▸ **SOURCE EXTRACT**:
— begin —

Skip to content

User guide

Community data collection

Brief description

The toolbox makes use of online forums as a data source for the investigation of peer communities. For further processing, the Toolbox requires a certain data structure that records the time of contribution, the text, a unique contributor and the associated thread for each forum post, where each post forms a data point. The data model links the table of individual contributions (posts) with a table of contributors (authors) and a table with information on the discussion threads. The three data tables form the basis for the analysis of online interactions in peer communities. The data required can be obtained using two approaches: Loading the data dynamically or from a static file. The data tables available as files correspond to the specified data structure. Alternatively, the data can be loaded dynamically from publicly accessible online forums via web scraping, a database or another interface (API). Thereby, appropriate adjustments must be made for each new data source. If the data of the forums of several communities are structured in the same way, e.g. because they use the same forum software (e.g. Discourse), they can be collected with a comprehensive query.

Example of Peer Innovation research project

For the research project, data was collected from the online forums of three peer communities to analyse their innovation activities: Precious Plastic, OpenEnergyMonitor and OpenStreetMap. All contributions in the forums of the communities were scrapped and analysed for the period from 01/2017 to 12/2019. In total, the data set comprises more than 200,000 contributions (in 20,000 threads) from 12,000 users. In the three communities examined, the dynamic data links have already been created. Thus, new data of the community forums can be loaded automatically from the internet on a regular basis.

— end —

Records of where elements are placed
— begin —

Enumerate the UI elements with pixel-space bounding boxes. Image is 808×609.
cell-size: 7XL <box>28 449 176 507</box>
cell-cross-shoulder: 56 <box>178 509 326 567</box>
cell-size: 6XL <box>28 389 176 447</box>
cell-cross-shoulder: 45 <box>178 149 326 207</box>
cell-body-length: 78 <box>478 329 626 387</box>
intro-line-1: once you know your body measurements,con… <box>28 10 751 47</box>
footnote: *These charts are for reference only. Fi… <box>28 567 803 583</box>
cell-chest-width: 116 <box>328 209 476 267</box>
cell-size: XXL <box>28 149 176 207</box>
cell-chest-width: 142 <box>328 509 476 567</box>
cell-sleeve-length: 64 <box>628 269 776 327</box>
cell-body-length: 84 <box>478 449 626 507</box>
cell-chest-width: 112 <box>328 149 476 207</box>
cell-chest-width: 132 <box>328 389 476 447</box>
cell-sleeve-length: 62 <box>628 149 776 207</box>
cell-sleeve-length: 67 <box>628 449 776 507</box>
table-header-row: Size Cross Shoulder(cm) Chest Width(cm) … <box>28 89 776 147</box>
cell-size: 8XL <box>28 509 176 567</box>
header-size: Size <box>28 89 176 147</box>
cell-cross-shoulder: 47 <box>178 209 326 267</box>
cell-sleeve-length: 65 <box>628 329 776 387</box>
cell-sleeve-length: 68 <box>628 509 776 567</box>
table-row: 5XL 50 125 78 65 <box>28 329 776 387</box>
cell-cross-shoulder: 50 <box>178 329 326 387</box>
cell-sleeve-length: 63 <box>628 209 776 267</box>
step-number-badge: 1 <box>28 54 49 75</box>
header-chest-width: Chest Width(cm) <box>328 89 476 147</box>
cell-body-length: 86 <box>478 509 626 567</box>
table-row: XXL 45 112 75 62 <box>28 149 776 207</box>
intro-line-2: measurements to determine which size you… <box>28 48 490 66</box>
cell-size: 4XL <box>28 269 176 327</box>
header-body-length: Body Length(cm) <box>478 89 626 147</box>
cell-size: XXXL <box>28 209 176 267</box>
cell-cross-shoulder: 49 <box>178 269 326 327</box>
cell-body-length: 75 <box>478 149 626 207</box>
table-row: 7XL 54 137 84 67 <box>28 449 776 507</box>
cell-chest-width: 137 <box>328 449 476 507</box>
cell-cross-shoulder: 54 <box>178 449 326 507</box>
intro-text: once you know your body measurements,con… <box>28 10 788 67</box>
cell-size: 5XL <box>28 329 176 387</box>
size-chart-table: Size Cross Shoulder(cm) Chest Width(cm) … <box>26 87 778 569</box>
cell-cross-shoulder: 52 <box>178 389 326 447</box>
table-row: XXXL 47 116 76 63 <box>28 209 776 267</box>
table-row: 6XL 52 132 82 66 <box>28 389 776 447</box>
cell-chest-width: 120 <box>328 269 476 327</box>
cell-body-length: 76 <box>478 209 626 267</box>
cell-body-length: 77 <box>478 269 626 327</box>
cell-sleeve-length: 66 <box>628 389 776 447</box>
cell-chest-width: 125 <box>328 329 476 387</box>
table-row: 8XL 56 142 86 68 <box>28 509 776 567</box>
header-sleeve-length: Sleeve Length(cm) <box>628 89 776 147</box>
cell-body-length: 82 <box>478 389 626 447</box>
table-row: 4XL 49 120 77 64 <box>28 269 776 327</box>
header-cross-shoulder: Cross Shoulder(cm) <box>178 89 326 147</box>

— end —

▸ **TASK PROMPT**:
Please name the three peer communities whose forums supplied data for the research project in the community data collection guide. These records are separate from the community data collection guide.

▸ **ANSWER BELOW**:
Precious Plastic, OpenEnergyMonitor and OpenStreetMap.